Prompt:
Count how many lines hold the word "this" and give that number as the whole answer.

(Extracted data entries)
* * *

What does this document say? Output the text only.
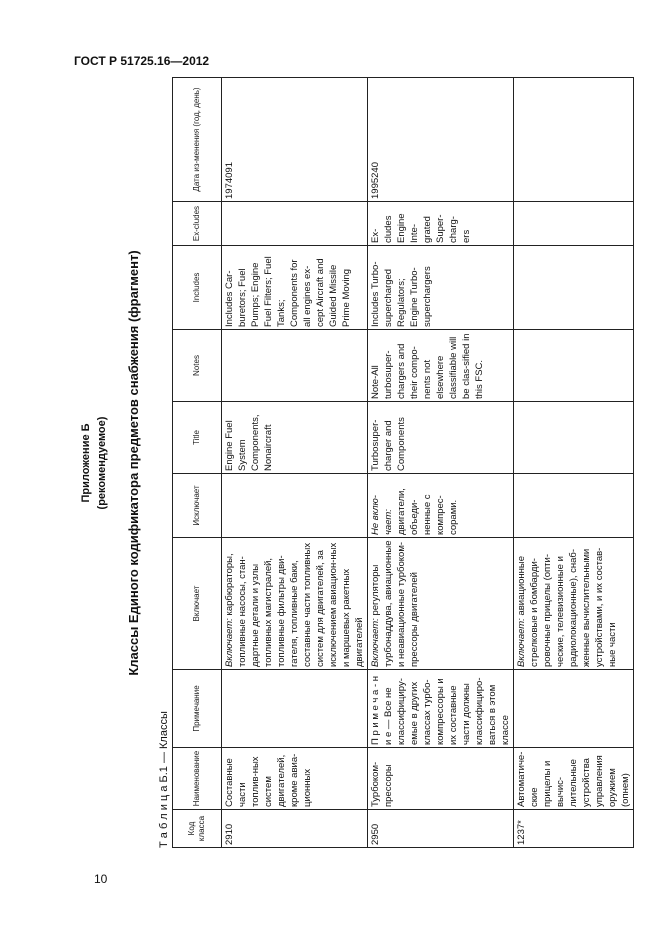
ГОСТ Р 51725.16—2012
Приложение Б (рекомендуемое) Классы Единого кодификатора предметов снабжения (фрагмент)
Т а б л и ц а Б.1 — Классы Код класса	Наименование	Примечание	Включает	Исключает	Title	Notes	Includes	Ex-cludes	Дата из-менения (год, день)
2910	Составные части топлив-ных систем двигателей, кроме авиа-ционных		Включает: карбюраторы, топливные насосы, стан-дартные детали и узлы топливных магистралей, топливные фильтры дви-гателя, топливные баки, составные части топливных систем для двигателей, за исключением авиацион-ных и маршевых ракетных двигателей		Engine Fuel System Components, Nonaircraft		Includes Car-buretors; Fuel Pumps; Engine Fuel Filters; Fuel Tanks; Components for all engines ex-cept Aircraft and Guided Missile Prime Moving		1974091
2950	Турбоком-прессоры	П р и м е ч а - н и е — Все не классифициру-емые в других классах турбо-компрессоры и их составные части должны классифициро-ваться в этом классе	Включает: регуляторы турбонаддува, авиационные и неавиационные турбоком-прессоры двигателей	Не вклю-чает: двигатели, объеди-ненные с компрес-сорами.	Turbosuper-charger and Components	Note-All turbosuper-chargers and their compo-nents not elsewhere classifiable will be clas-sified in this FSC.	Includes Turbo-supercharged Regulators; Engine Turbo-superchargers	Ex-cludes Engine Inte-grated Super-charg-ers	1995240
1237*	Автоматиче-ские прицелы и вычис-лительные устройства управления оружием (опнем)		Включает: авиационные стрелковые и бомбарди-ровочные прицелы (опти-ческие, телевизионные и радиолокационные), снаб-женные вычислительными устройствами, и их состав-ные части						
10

* * *

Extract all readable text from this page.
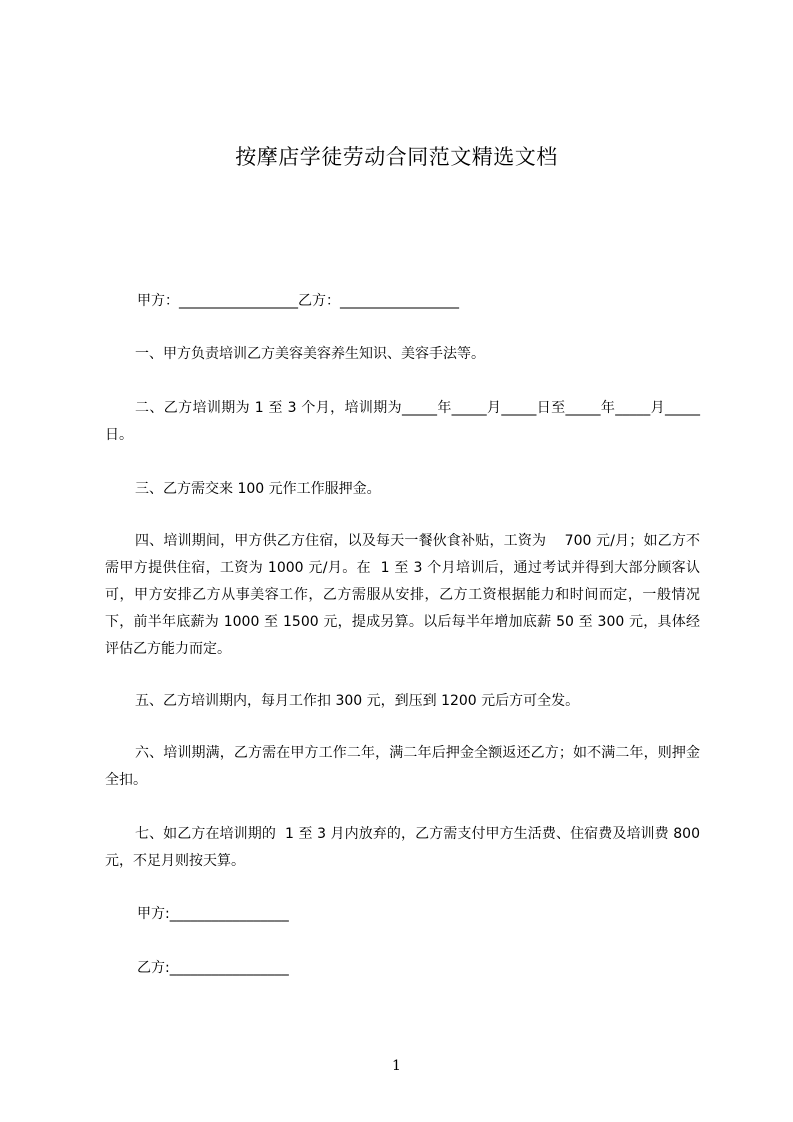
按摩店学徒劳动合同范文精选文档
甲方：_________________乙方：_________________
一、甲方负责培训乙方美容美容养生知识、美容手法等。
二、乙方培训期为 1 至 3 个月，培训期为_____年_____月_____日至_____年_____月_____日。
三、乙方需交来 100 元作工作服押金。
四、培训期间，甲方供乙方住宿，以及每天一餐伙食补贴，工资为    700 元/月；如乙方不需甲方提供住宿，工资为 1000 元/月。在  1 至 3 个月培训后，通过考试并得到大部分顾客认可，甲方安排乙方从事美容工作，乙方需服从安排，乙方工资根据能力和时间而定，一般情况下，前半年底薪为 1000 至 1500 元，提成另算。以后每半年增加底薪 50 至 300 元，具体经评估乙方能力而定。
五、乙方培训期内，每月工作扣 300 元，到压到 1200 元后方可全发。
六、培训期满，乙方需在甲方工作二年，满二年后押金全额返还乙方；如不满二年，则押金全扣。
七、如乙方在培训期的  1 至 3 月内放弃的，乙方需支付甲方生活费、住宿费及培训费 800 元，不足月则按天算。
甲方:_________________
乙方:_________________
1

* * *

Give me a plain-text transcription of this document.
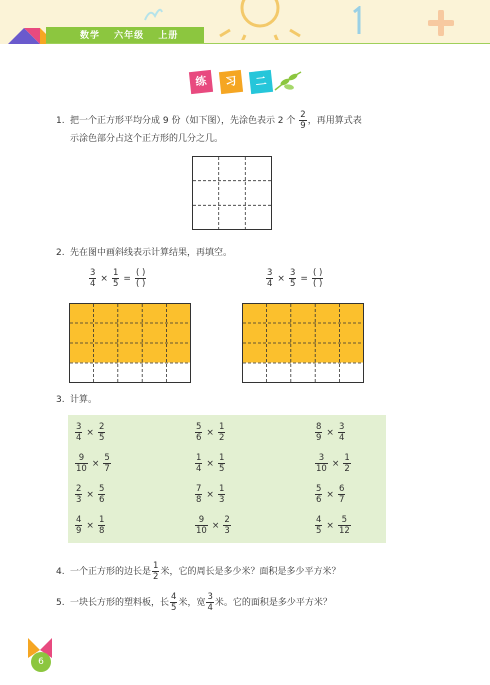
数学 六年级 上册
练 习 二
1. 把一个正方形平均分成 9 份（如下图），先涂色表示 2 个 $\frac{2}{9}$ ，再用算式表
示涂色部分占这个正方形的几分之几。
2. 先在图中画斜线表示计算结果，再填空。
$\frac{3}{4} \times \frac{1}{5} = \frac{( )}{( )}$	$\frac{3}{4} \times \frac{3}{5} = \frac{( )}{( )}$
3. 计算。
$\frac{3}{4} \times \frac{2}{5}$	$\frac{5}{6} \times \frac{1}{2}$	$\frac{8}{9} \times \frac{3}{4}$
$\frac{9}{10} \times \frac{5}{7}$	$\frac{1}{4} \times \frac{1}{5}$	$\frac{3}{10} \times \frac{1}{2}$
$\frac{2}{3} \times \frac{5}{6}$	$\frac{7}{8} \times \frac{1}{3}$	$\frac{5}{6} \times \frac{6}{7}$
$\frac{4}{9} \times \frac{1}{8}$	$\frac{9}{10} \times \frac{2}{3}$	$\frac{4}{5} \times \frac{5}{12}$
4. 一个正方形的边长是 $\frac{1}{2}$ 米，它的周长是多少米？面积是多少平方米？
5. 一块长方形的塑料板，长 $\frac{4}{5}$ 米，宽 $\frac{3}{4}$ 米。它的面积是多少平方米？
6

* * *

Worked solution:
4